> _Stated problem_
Render the records below as a numbered list, omitting blank lines, starting from their first line and ending with the line containing "x-tick-label: 10/08/25 (135, 299, 181, 345)", both included.

> _Exercise input_
%%

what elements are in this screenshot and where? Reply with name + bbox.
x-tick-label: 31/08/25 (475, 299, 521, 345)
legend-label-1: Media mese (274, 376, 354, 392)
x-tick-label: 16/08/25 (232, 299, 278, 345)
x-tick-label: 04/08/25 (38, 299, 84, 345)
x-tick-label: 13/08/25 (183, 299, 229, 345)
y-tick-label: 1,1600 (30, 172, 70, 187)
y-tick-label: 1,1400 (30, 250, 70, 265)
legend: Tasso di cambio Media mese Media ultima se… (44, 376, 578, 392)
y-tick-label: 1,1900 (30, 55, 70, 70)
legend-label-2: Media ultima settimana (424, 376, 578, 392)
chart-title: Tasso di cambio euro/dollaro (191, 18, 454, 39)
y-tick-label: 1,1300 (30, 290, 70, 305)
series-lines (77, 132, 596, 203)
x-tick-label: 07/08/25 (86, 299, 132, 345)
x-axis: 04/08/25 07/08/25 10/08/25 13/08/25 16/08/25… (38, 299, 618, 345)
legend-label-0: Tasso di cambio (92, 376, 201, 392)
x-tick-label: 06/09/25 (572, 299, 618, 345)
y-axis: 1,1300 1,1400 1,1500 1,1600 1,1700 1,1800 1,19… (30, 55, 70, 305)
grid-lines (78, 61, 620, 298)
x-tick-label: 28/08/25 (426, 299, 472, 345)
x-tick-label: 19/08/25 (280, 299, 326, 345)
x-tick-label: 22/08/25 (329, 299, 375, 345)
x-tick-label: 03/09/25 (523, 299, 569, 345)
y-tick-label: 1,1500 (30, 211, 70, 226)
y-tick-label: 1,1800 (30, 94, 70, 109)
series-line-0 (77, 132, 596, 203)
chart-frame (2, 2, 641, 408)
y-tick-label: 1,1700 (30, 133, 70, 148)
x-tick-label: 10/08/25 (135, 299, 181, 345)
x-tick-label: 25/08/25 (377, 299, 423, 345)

%%

> _Result of the exercise_
1. what elements are in this screenshot and where? Reply with name + bbox.
2. x-tick-label: 31/08/25 (475, 299, 521, 345)
3. legend-label-1: Media mese (274, 376, 354, 392)
4. x-tick-label: 16/08/25 (232, 299, 278, 345)
5. x-tick-label: 04/08/25 (38, 299, 84, 345)
6. x-tick-label: 13/08/25 (183, 299, 229, 345)
7. y-tick-label: 1,1600 (30, 172, 70, 187)
8. y-tick-label: 1,1400 (30, 250, 70, 265)
9. legend: Tasso di cambio Media mese Media ultima se… (44, 376, 578, 392)
10. y-tick-label: 1,1900 (30, 55, 70, 70)
11. legend-label-2: Media ultima settimana (424, 376, 578, 392)
12. chart-title: Tasso di cambio euro/dollaro (191, 18, 454, 39)
13. y-tick-label: 1,1300 (30, 290, 70, 305)
14. series-lines (77, 132, 596, 203)
15. x-tick-label: 07/08/25 (86, 299, 132, 345)
16. x-axis: 04/08/25 07/08/25 10/08/25 13/08/25 16/08/25… (38, 299, 618, 345)
17. legend-label-0: Tasso di cambio (92, 376, 201, 392)
18. x-tick-label: 06/09/25 (572, 299, 618, 345)
19. y-axis: 1,1300 1,1400 1,1500 1,1600 1,1700 1,1800 1,19… (30, 55, 70, 305)
20. grid-lines (78, 61, 620, 298)
21. x-tick-label: 28/08/25 (426, 299, 472, 345)
22. x-tick-label: 19/08/25 (280, 299, 326, 345)
23. x-tick-label: 22/08/25 (329, 299, 375, 345)
24. x-tick-label: 03/09/25 (523, 299, 569, 345)
25. y-tick-label: 1,1500 (30, 211, 70, 226)
26. y-tick-label: 1,1800 (30, 94, 70, 109)
27. series-line-0 (77, 132, 596, 203)
28. chart-frame (2, 2, 641, 408)
29. y-tick-label: 1,1700 (30, 133, 70, 148)
30. x-tick-label: 10/08/25 (135, 299, 181, 345)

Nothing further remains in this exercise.